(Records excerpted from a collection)
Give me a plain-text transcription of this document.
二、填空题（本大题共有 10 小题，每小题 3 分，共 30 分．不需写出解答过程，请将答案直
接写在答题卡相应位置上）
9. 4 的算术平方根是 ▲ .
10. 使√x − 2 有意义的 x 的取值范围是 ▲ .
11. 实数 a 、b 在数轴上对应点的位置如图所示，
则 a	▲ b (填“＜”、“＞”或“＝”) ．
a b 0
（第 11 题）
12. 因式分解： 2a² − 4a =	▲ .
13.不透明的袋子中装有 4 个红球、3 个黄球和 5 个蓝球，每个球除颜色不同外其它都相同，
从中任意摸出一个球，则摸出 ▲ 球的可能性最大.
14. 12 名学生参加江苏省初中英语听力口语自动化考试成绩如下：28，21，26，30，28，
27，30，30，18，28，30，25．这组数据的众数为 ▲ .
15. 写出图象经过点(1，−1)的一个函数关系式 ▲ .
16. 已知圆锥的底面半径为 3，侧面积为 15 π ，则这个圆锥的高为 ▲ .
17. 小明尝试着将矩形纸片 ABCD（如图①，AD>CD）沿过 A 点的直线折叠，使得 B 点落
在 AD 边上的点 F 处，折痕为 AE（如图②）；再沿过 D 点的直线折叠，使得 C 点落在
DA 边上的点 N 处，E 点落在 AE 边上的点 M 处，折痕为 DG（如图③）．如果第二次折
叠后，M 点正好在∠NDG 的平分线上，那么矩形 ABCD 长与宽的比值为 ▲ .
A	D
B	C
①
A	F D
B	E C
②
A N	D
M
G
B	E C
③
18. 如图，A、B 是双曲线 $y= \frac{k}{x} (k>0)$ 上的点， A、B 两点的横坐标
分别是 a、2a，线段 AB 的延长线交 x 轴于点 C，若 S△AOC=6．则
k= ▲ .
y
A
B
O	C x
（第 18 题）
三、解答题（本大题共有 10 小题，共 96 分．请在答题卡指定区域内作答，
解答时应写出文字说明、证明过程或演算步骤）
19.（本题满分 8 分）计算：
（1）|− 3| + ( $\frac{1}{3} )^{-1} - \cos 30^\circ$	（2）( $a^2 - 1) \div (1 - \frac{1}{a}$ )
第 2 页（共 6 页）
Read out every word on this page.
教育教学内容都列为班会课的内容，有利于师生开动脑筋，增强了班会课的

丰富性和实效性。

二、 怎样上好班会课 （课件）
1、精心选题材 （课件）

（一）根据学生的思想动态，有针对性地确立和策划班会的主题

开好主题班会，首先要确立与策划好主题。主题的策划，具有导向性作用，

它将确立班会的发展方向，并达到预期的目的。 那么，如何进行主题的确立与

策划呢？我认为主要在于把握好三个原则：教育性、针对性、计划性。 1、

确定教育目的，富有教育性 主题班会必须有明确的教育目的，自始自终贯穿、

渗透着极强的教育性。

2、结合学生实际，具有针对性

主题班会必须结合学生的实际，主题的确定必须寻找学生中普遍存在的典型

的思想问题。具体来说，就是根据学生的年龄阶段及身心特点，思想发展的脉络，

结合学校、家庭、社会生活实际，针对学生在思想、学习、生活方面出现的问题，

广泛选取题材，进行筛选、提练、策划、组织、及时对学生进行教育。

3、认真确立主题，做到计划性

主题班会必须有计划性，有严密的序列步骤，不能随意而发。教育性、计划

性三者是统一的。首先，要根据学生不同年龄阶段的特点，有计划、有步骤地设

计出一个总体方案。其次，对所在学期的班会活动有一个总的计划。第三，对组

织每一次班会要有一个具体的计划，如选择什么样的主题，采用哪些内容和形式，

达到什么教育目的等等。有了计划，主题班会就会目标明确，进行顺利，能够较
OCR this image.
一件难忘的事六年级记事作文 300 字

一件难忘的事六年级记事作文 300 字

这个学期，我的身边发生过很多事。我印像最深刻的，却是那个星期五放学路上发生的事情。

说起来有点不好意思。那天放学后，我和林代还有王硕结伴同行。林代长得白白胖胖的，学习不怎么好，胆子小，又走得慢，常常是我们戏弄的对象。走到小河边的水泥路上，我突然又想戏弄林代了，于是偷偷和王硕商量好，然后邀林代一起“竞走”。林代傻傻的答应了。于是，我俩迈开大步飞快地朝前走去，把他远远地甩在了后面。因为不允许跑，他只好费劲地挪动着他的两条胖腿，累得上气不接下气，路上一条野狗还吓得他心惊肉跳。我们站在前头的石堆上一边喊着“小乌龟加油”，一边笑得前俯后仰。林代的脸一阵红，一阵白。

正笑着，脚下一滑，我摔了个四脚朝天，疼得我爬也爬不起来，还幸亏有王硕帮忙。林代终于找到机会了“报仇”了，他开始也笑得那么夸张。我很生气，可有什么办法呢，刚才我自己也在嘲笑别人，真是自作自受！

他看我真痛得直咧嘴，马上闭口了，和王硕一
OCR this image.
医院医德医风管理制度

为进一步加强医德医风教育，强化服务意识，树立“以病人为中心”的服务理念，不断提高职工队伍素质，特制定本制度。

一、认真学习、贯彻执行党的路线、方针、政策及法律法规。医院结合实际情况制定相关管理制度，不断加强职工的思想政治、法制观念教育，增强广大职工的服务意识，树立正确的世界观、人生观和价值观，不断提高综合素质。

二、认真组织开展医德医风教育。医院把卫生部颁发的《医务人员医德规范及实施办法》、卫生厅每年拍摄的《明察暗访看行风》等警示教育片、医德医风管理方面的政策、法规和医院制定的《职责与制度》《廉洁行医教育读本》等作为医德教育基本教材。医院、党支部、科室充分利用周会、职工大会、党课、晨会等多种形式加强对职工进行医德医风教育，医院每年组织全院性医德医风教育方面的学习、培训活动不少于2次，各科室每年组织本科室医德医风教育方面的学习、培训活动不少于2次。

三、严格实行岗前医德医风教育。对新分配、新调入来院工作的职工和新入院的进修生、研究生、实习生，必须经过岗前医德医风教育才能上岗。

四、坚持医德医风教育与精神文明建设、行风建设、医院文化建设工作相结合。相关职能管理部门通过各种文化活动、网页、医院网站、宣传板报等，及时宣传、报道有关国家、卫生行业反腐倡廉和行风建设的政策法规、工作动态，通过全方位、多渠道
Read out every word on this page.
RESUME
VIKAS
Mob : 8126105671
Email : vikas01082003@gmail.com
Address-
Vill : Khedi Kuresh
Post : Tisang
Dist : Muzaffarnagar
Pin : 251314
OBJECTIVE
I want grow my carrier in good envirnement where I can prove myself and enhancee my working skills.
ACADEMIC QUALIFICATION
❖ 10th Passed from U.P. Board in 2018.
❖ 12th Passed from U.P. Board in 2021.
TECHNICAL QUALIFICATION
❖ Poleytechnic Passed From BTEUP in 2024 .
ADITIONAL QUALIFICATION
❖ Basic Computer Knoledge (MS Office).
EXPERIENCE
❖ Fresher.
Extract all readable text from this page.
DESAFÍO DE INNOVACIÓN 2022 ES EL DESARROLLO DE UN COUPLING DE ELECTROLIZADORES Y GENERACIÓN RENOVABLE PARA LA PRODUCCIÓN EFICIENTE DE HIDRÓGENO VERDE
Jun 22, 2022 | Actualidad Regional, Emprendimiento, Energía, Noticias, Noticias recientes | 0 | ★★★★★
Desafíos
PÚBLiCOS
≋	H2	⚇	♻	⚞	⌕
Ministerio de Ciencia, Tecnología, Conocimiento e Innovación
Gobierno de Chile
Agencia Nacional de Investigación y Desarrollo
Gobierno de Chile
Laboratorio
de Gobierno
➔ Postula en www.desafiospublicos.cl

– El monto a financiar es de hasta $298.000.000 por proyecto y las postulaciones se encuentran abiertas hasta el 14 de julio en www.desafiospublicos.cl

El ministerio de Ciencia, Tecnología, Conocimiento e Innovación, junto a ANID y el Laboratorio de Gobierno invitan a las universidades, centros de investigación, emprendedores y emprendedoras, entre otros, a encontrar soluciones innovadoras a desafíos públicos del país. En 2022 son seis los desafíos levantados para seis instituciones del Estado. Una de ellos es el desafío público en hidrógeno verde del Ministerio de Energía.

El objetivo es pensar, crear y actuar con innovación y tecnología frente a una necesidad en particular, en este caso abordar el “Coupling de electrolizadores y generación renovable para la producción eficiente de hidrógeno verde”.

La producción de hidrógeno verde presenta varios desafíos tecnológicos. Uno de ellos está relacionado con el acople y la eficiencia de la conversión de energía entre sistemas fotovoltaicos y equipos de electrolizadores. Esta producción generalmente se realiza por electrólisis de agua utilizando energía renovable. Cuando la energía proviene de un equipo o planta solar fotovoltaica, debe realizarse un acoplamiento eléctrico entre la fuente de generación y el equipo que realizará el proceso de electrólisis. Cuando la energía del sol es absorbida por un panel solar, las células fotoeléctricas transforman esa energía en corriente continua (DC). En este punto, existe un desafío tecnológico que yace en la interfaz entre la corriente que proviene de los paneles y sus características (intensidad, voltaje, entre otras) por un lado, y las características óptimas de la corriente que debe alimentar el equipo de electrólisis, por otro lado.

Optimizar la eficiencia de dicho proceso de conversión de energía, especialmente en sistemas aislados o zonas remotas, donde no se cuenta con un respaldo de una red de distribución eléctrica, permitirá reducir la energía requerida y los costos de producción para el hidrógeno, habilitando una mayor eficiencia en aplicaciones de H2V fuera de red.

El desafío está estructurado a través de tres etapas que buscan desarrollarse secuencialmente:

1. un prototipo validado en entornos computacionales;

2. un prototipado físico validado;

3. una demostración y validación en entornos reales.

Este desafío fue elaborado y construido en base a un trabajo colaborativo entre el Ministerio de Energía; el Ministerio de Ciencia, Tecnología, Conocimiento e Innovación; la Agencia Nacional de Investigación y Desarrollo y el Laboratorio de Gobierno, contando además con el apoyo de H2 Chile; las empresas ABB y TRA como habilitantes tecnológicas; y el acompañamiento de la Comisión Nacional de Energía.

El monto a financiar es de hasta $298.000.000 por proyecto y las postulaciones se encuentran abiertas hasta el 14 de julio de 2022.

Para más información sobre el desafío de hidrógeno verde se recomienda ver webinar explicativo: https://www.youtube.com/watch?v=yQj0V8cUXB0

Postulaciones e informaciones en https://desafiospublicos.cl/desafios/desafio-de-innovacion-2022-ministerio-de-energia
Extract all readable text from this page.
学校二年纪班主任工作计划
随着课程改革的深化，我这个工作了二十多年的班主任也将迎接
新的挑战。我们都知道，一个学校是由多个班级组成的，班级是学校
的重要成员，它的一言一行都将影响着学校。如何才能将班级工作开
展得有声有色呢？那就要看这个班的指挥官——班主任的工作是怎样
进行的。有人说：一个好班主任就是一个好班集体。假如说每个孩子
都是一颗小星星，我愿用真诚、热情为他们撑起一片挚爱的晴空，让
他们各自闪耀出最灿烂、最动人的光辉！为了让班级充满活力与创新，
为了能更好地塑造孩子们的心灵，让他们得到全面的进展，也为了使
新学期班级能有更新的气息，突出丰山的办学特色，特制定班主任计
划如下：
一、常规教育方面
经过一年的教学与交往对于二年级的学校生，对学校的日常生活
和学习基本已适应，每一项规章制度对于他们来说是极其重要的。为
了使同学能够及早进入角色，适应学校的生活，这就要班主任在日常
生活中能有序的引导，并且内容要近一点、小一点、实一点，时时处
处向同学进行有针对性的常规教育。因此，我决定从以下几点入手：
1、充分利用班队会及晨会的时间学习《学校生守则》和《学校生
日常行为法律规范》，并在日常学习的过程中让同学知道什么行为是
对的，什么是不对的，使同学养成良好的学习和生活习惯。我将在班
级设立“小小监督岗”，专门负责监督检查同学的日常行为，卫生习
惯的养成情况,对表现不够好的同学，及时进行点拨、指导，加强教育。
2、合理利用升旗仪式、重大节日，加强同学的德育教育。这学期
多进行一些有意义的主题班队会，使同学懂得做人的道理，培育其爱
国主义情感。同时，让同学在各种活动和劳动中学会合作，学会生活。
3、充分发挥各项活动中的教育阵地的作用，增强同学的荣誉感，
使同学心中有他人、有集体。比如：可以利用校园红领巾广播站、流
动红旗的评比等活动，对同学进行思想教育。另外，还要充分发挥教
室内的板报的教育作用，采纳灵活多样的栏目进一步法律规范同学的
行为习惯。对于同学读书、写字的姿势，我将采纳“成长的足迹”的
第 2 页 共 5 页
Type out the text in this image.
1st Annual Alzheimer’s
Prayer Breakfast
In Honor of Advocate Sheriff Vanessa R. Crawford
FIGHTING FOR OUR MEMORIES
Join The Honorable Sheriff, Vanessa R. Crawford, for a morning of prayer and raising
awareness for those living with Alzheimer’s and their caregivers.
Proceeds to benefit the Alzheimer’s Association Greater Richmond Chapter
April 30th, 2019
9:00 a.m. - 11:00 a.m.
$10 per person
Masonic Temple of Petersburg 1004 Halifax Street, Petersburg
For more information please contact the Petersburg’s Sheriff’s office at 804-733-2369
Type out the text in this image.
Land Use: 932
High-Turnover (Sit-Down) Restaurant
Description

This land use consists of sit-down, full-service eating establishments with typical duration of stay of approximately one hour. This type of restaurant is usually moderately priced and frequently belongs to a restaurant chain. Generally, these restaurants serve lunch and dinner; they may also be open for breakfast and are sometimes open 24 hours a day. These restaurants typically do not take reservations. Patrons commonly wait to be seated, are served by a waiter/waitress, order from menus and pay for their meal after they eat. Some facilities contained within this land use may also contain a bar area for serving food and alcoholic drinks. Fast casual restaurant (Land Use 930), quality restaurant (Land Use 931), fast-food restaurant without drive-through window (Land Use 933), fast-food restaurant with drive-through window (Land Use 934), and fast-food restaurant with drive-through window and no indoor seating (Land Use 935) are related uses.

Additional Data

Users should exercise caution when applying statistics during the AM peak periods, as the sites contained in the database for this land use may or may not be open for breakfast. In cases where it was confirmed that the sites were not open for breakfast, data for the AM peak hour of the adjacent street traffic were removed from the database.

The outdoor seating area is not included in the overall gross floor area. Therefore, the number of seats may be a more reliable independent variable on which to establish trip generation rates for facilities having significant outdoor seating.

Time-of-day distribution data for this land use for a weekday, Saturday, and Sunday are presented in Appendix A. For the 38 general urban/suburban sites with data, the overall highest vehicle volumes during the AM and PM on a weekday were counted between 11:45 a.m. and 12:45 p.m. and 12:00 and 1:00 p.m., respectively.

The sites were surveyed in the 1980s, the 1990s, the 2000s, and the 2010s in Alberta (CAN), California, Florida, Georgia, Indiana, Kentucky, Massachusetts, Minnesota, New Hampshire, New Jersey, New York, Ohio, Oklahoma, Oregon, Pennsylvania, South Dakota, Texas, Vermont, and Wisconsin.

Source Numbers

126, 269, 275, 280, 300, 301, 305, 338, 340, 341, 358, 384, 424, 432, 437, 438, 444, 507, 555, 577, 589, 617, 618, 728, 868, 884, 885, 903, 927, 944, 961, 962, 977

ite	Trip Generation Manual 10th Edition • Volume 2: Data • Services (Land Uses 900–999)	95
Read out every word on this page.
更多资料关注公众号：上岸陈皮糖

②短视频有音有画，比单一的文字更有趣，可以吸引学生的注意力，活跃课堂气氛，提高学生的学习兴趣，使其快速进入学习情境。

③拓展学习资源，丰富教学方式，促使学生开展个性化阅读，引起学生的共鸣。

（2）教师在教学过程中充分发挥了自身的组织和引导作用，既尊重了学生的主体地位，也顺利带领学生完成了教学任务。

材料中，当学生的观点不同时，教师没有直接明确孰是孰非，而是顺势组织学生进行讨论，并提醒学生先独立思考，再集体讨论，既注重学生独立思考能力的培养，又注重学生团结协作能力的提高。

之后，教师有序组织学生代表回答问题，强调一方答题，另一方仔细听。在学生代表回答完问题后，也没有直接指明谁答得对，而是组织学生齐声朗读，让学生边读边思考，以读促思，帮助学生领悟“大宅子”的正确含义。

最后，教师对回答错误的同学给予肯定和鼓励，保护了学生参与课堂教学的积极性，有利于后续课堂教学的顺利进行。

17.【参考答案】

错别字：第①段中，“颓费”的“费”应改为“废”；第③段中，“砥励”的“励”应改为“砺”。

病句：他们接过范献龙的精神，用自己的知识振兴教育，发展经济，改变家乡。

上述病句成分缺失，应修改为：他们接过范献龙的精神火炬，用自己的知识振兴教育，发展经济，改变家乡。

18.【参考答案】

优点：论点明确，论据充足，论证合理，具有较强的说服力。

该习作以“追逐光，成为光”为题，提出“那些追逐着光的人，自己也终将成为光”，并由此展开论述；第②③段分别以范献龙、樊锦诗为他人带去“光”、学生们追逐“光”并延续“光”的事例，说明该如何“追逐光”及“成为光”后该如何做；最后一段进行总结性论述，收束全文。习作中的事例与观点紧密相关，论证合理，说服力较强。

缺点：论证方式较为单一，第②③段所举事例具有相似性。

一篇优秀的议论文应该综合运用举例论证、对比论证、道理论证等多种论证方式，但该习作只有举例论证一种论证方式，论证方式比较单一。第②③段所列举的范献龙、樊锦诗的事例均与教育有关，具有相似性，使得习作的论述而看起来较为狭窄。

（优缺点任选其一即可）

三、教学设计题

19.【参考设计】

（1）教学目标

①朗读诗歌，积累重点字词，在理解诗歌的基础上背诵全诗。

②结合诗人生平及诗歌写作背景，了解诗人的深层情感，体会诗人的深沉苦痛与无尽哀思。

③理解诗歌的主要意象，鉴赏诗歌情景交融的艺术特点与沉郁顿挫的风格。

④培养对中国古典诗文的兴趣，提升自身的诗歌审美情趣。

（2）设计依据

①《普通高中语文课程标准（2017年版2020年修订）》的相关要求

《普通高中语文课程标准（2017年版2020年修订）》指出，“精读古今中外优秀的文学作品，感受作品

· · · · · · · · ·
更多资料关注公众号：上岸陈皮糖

• **Exercise task**:
List every line from the entries above in which "点的直线折叠" appears.

• **Solution to this problem**:
17. 小明尝试着将矩形纸片 ABCD（如图①，AD>CD）沿过 A 点的直线折叠，使得 B 点落
在 AD 边上的点 F 处，折痕为 AE（如图②）；再沿过 D 点的直线折叠，使得 C 点落在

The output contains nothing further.